Work required: Could you restate every line of the data word for word?

Available records:
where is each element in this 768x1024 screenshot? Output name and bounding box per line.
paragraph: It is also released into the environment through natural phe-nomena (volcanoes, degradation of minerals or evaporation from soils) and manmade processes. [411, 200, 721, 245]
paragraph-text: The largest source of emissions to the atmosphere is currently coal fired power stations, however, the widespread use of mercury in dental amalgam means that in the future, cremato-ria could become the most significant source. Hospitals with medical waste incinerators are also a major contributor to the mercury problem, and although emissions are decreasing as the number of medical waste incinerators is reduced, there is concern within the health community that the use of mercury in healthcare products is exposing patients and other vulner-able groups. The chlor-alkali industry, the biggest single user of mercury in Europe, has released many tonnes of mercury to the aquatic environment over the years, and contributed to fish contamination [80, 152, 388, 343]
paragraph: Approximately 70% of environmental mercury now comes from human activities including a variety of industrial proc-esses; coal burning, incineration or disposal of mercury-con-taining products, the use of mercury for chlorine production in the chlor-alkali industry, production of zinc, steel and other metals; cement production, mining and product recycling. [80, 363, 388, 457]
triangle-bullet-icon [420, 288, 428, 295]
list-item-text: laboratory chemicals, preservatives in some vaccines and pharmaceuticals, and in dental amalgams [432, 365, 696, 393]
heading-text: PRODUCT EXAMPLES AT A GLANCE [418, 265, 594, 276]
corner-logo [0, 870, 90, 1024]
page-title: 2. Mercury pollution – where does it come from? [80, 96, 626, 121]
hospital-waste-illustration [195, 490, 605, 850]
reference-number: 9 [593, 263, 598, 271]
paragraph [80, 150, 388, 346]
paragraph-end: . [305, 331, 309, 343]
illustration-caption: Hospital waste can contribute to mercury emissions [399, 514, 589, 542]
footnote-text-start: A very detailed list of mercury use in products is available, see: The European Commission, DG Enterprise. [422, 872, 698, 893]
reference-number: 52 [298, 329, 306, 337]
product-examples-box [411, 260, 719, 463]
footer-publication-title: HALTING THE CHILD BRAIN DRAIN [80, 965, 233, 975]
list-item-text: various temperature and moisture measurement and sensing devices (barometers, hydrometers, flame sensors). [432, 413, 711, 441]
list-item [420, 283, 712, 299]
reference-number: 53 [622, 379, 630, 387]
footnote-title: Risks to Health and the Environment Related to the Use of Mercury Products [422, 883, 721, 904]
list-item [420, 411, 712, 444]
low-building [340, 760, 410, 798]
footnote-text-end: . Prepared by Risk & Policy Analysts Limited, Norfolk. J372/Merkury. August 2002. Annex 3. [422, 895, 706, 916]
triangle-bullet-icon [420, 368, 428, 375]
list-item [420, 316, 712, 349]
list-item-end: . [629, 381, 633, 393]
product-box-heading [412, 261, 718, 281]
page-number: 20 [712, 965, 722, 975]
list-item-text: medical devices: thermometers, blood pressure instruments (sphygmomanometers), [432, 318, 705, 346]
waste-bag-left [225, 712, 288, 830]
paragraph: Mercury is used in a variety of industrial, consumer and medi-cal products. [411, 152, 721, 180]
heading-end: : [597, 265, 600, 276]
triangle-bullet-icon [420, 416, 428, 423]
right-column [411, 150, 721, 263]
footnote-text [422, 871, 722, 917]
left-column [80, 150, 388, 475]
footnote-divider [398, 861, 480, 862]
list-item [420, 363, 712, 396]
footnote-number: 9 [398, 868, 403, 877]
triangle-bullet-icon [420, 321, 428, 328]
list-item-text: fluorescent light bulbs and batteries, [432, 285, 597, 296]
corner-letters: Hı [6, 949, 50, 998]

Exercise solution:
where is each element in this 768x1024 screenshot? Output name and bounding box per line.
paragraph: It is also released into the environment through natural phe-nomena (volcanoes, degradation of minerals or evaporation from soils) and manmade processes. [411, 200, 721, 245]
paragraph-text: The largest source of emissions to the atmosphere is currently coal fired power stations, however, the widespread use of mercury in dental amalgam means that in the future, cremato-ria could become the most significant source. Hospitals with medical waste incinerators are also a major contributor to the mercury problem, and although emissions are decreasing as the number of medical waste incinerators is reduced, there is concern within the health community that the use of mercury in healthcare products is exposing patients and other vulner-able groups. The chlor-alkali industry, the biggest single user of mercury in Europe, has released many tonnes of mercury to the aquatic environment over the years, and contributed to fish contamination [80, 152, 388, 343]
paragraph: Approximately 70% of environmental mercury now comes from human activities including a variety of industrial proc-esses; coal burning, incineration or disposal of mercury-con-taining products, the use of mercury for chlorine production in the chlor-alkali industry, production of zinc, steel and other metals; cement production, mining and product recycling. [80, 363, 388, 457]
triangle-bullet-icon [420, 288, 428, 295]
list-item-text: laboratory chemicals, preservatives in some vaccines and pharmaceuticals, and in dental amalgams [432, 365, 696, 393]
heading-text: PRODUCT EXAMPLES AT A GLANCE [418, 265, 594, 276]
corner-logo [0, 870, 90, 1024]
page-title: 2. Mercury pollution – where does it come from? [80, 96, 626, 121]
hospital-waste-illustration [195, 490, 605, 850]
reference-number: 9 [593, 263, 598, 271]
paragraph [80, 150, 388, 346]
paragraph-end: . [305, 331, 309, 343]
illustration-caption: Hospital waste can contribute to mercury emissions [399, 514, 589, 542]
footnote-text-start: A very detailed list of mercury use in products is available, see: The European Commission, DG Enterprise. [422, 872, 698, 893]
reference-number: 52 [298, 329, 306, 337]
product-examples-box [411, 260, 719, 463]
footer-publication-title: HALTING THE CHILD BRAIN DRAIN [80, 965, 233, 975]
list-item-text: various temperature and moisture measurement and sensing devices (barometers, hydrometers, flame sensors). [432, 413, 711, 441]
list-item [420, 283, 712, 299]
reference-number: 53 [622, 379, 630, 387]
footnote-title: Risks to Health and the Environment Related to the Use of Mercury Products [422, 883, 721, 904]
list-item [420, 411, 712, 444]
low-building [340, 760, 410, 798]
footnote-text-end: . Prepared by Risk & Policy Analysts Limited, Norfolk. J372/Merkury. August 2002. Annex 3. [422, 895, 706, 916]
triangle-bullet-icon [420, 368, 428, 375]
list-item [420, 316, 712, 349]
list-item-end: . [629, 381, 633, 393]
product-box-heading [412, 261, 718, 281]
page-number: 20 [712, 965, 722, 975]
list-item-text: medical devices: thermometers, blood pressure instruments (sphygmomanometers), [432, 318, 705, 346]
waste-bag-left [225, 712, 288, 830]
paragraph: Mercury is used in a variety of industrial, consumer and medi-cal products. [411, 152, 721, 180]
heading-end: : [597, 265, 600, 276]
triangle-bullet-icon [420, 416, 428, 423]
right-column [411, 150, 721, 263]
footnote-text [422, 871, 722, 917]
left-column [80, 150, 388, 475]
footnote-divider [398, 861, 480, 862]
list-item [420, 363, 712, 396]
footnote-number: 9 [398, 868, 403, 877]
triangle-bullet-icon [420, 321, 428, 328]
list-item-text: fluorescent light bulbs and batteries, [432, 285, 597, 296]
corner-letters: Hı [6, 949, 50, 998]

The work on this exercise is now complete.